EXERCISE REQUIREMENTS
Give the number of lines in the records below that include "volt". Reply with that number alone.

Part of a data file
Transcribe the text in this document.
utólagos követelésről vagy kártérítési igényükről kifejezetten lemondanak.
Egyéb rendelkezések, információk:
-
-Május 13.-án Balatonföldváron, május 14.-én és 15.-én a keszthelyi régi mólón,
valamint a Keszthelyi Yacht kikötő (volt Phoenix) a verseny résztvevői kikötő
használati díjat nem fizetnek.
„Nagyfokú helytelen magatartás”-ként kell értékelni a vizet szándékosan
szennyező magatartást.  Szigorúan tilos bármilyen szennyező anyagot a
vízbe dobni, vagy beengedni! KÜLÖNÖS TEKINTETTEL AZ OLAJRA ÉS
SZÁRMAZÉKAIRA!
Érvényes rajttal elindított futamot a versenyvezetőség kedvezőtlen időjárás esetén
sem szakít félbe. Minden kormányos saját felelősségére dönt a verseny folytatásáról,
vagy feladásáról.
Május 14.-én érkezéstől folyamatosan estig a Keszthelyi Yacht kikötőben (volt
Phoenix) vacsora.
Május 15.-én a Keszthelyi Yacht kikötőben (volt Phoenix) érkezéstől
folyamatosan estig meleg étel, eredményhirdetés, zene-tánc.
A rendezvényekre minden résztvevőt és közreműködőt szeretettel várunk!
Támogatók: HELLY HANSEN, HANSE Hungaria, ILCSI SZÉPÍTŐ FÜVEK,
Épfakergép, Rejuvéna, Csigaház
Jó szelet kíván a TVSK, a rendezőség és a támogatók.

TASK OUTPUT
3